■ **TASK REQUIREMENTS**
Scan the data below and pick out the lines containing the word "Hypnotikum".

■ **RECORD SET**
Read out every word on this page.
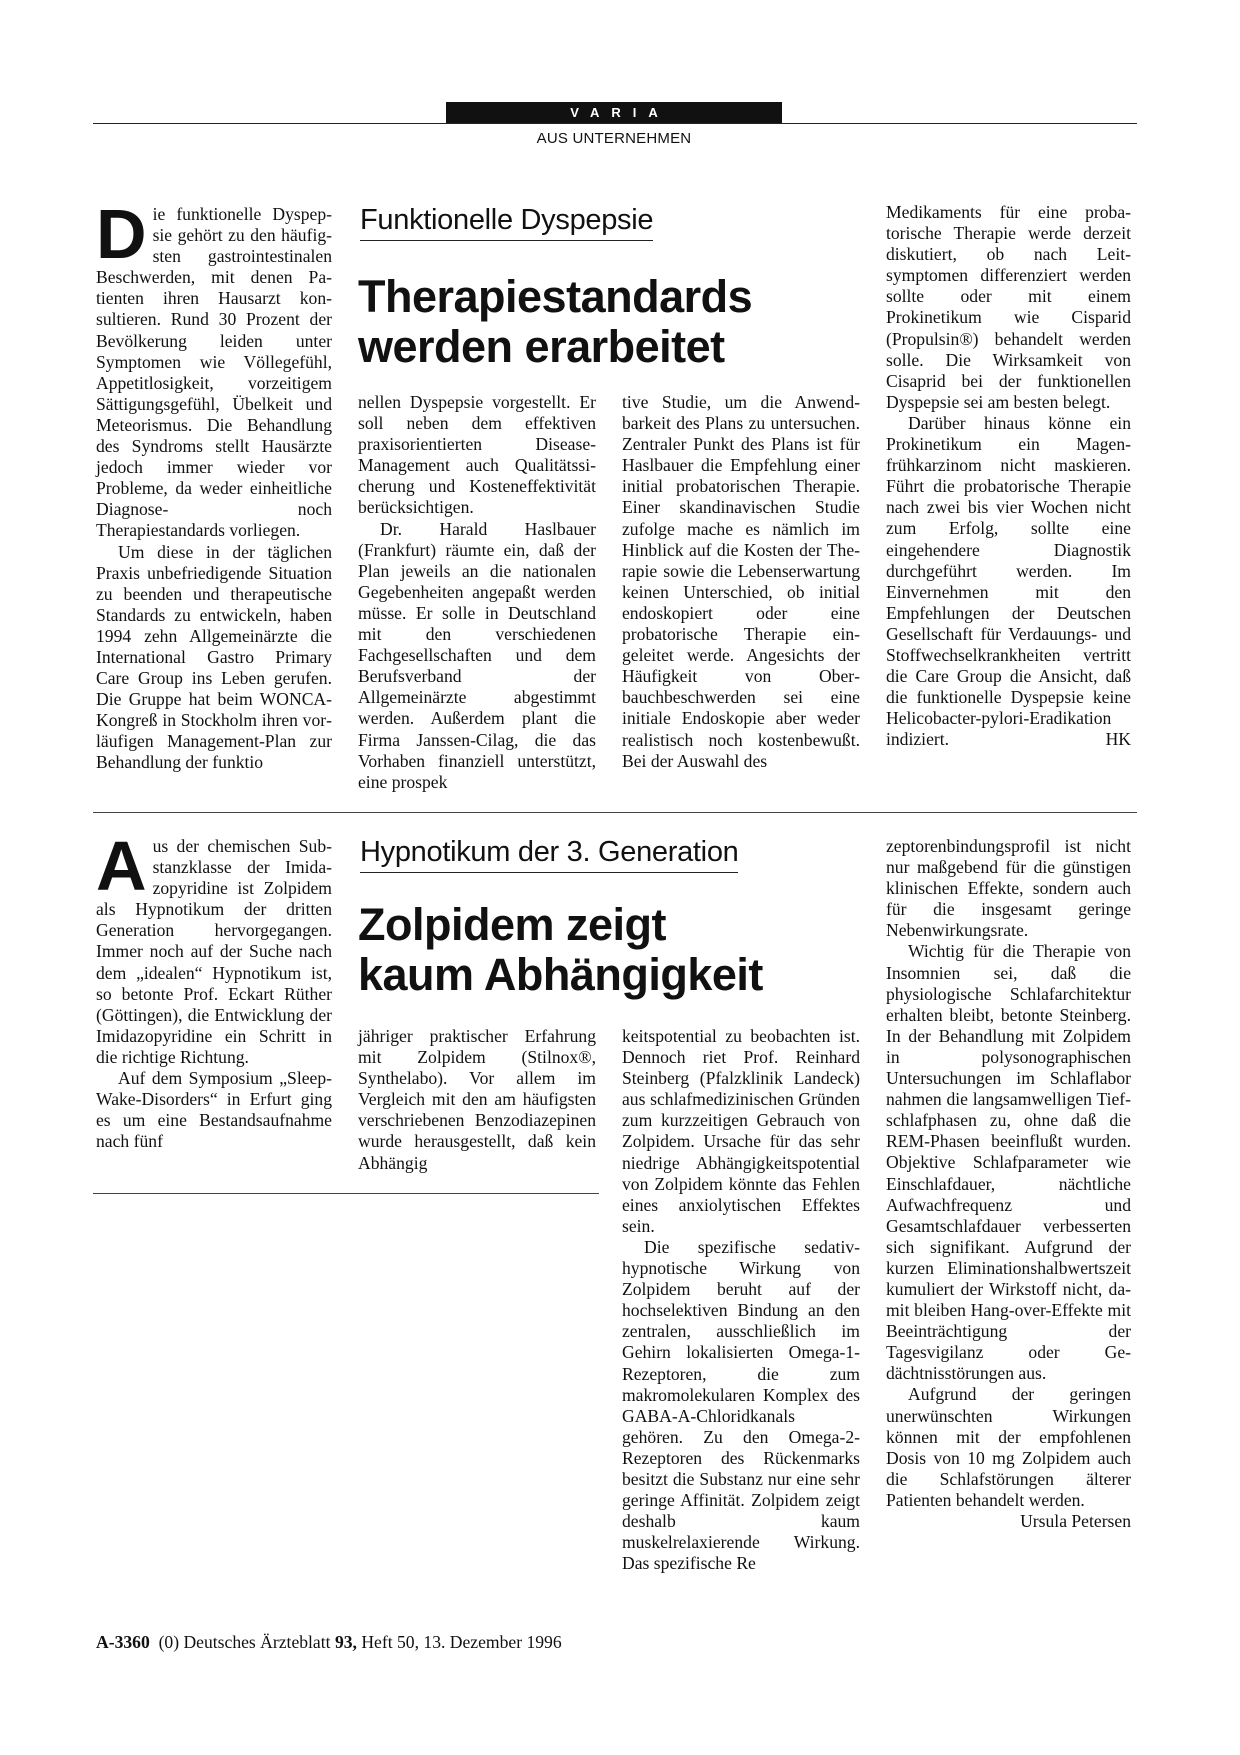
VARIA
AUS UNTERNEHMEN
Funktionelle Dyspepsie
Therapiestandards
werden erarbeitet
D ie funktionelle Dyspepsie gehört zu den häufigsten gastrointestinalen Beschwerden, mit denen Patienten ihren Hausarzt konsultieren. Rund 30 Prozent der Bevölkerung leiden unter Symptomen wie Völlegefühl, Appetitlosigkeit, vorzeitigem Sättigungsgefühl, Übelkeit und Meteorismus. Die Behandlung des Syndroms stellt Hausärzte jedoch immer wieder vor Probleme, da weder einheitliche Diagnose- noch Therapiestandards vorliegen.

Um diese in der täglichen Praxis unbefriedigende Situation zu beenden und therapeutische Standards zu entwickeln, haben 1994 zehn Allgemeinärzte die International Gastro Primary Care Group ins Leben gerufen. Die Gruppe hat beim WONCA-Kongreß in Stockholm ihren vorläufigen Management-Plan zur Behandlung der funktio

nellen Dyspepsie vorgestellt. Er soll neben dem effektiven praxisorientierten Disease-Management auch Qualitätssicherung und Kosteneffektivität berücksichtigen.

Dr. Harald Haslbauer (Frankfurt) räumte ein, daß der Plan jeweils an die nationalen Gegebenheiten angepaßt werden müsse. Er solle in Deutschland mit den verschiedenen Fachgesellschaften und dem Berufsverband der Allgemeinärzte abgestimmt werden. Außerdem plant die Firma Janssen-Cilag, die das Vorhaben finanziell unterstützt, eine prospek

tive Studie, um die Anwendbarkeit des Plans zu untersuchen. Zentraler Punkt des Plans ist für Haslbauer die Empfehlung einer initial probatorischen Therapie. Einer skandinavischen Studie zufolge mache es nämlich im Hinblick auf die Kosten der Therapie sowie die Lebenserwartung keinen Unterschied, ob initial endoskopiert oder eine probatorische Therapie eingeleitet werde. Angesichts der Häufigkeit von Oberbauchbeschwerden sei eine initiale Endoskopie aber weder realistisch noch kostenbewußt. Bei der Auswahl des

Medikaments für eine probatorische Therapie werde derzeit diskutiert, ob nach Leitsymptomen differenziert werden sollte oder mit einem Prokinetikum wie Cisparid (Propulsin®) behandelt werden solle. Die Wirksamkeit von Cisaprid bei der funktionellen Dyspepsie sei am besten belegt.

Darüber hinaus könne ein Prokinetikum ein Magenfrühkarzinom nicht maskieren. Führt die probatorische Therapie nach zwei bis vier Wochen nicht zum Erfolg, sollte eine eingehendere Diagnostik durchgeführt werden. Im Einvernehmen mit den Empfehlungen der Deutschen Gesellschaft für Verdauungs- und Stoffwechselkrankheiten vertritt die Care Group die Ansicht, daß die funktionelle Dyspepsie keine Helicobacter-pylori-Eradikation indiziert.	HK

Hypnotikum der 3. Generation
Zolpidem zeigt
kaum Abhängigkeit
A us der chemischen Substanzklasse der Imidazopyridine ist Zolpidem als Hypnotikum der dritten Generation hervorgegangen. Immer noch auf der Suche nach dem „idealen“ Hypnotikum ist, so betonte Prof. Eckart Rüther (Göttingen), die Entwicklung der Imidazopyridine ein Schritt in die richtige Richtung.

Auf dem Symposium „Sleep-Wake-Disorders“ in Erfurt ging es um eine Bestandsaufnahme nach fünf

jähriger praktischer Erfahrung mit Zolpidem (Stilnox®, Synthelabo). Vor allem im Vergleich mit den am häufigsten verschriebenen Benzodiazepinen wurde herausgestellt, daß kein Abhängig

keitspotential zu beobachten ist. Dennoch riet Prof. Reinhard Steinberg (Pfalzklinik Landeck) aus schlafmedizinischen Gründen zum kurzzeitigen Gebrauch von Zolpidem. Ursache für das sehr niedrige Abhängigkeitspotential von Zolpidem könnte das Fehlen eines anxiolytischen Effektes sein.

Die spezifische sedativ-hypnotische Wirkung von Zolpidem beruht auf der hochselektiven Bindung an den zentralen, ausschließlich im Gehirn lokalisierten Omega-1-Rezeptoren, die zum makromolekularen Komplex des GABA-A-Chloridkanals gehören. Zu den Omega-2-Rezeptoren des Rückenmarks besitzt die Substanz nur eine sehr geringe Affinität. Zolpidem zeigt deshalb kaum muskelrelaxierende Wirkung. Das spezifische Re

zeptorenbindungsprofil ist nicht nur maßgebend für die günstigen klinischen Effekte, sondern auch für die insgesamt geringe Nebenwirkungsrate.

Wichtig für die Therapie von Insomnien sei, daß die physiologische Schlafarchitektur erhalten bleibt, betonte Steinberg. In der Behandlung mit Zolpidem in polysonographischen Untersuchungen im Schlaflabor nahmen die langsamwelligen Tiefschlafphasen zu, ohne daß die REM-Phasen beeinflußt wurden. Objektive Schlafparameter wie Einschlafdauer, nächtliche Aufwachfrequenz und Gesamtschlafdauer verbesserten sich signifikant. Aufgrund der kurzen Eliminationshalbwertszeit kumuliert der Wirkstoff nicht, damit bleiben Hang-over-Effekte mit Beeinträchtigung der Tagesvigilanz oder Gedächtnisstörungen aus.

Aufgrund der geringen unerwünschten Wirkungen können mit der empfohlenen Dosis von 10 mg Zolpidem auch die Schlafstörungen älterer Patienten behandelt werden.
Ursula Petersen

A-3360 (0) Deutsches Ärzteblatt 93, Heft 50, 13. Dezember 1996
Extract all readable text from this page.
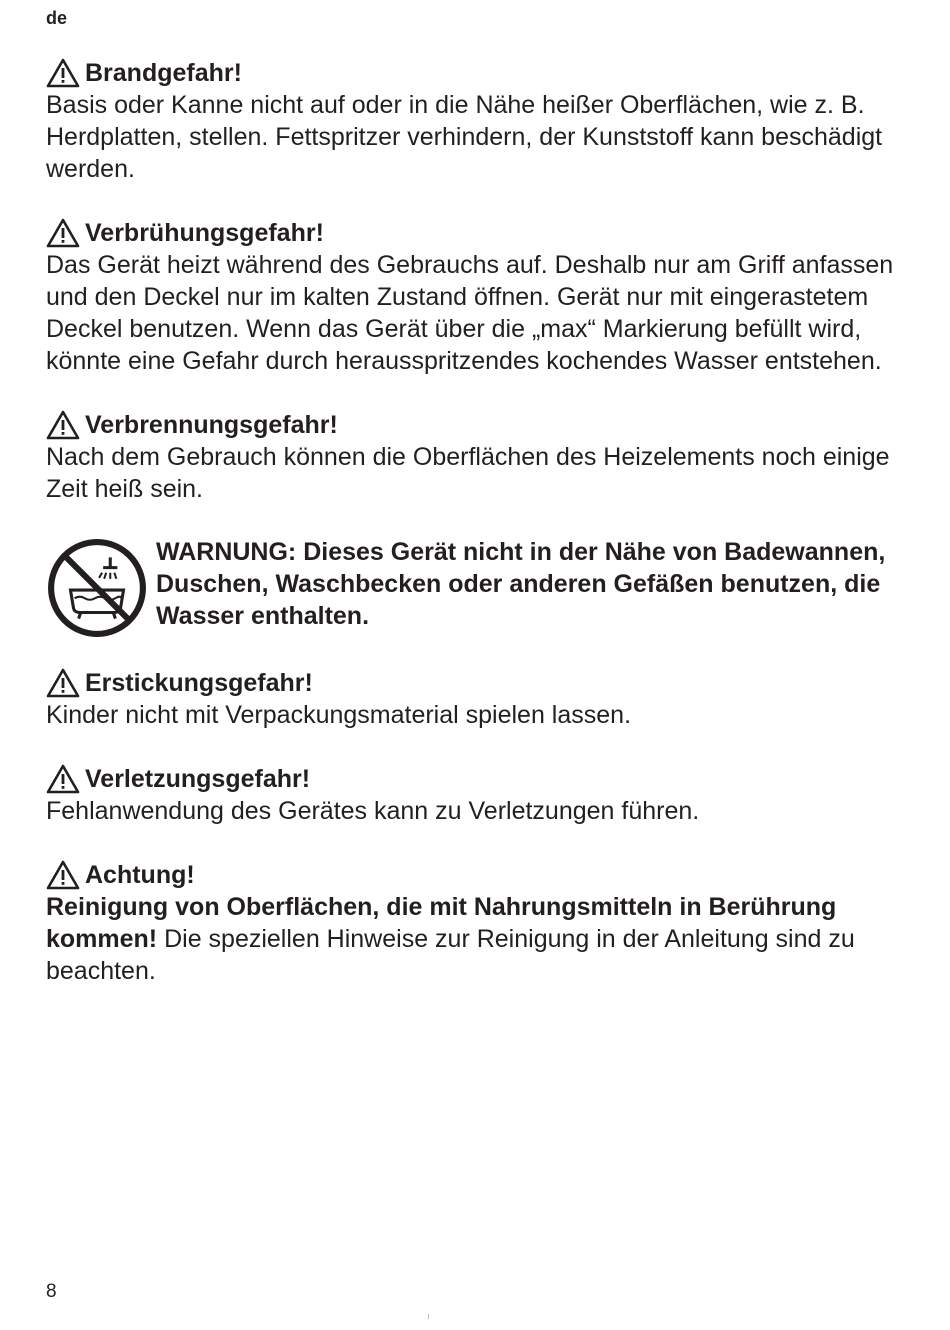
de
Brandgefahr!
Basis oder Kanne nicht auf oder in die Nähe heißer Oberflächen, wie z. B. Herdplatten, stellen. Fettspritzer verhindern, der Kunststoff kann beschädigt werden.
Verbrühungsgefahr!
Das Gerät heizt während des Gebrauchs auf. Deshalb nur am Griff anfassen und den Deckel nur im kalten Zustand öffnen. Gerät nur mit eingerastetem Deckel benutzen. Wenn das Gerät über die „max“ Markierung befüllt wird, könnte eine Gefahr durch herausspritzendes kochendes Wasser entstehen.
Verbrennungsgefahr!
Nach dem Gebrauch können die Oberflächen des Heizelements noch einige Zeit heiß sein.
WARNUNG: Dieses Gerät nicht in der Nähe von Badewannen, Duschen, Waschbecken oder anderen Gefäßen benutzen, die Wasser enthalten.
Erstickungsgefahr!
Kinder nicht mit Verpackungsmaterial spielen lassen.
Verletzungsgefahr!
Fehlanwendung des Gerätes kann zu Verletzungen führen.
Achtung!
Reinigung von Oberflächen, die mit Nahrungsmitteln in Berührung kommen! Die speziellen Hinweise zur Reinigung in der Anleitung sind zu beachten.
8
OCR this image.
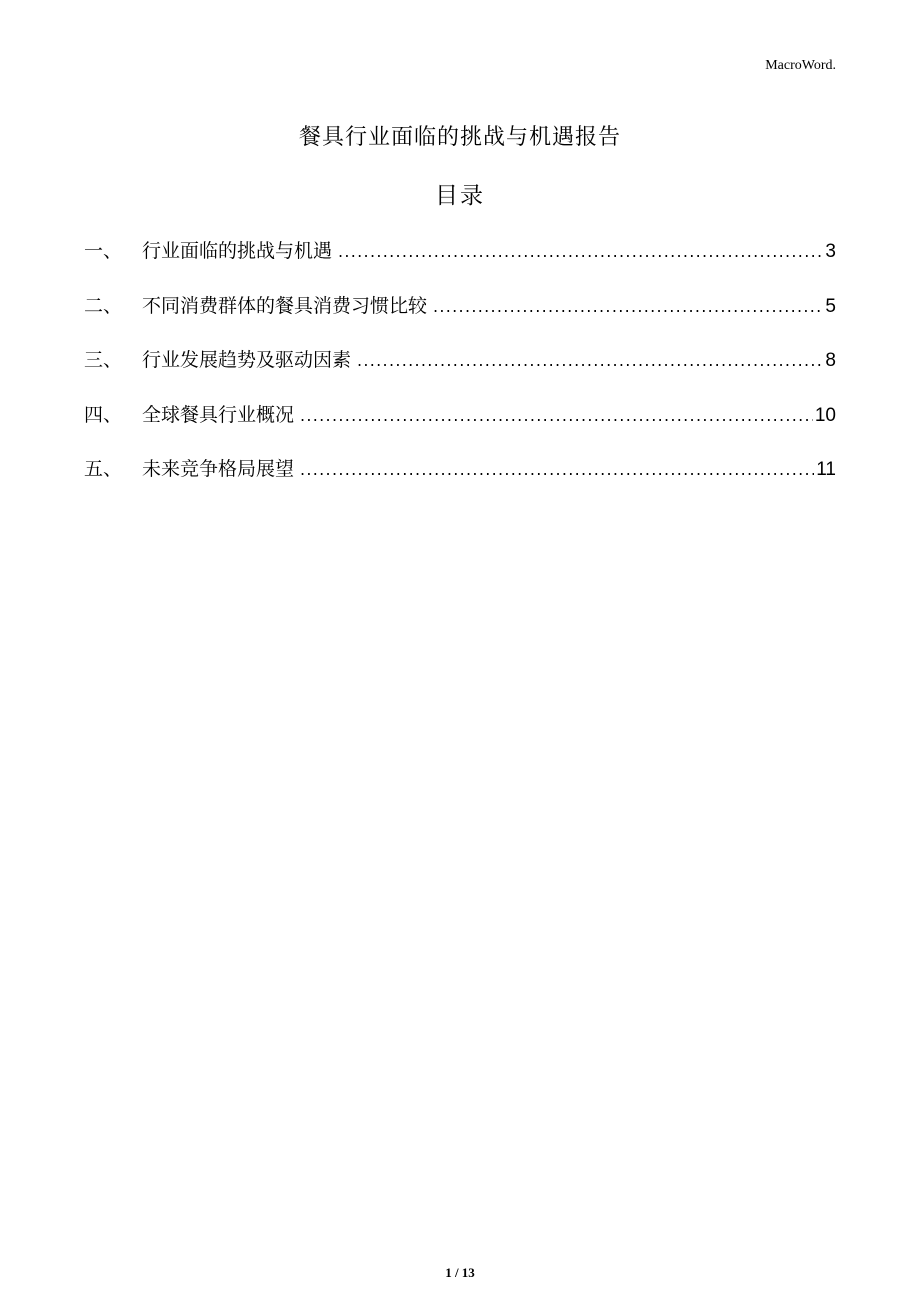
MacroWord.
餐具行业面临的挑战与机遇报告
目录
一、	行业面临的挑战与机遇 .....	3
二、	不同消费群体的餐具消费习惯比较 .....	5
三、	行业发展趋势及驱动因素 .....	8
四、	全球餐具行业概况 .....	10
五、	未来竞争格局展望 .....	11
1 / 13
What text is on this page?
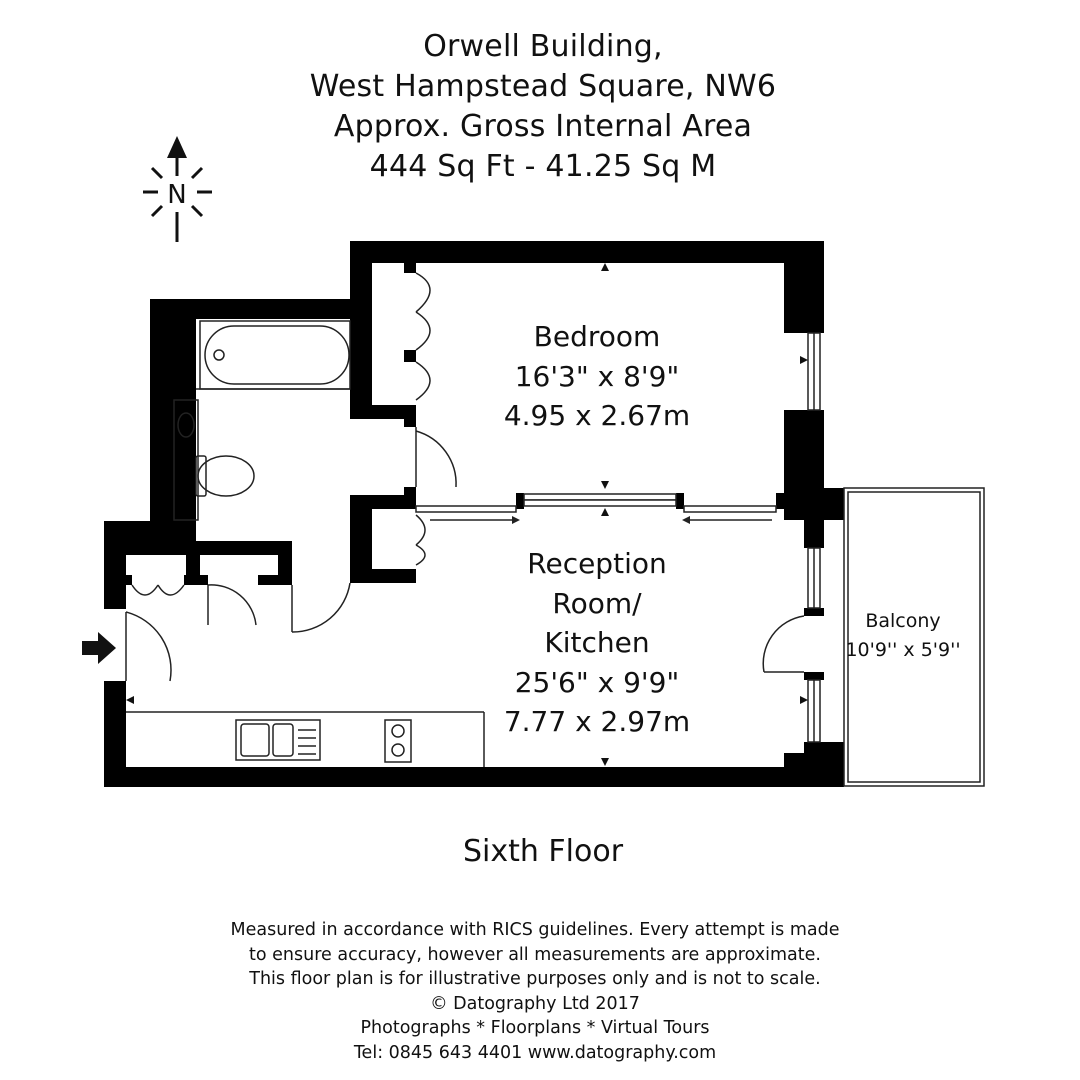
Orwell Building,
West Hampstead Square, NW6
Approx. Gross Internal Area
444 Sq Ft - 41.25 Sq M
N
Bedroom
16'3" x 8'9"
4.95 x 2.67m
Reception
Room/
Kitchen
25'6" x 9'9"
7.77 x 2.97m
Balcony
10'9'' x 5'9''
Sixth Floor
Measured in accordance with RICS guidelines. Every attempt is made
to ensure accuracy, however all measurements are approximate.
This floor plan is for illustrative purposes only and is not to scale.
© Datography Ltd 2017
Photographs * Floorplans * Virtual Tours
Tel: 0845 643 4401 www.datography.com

■ **RESULT**
Hypnotikum der 3. Generation
A us der chemischen Substanzklasse der Imidazopyridine ist Zolpidem als Hypnotikum der dritten Generation hervorgegangen. Immer noch auf der Suche nach dem „idealen“ Hypnotikum ist, so betonte Prof. Eckart Rüther (Göttingen), die Entwicklung der Imidazopyridine ein Schritt in die richtige Richtung.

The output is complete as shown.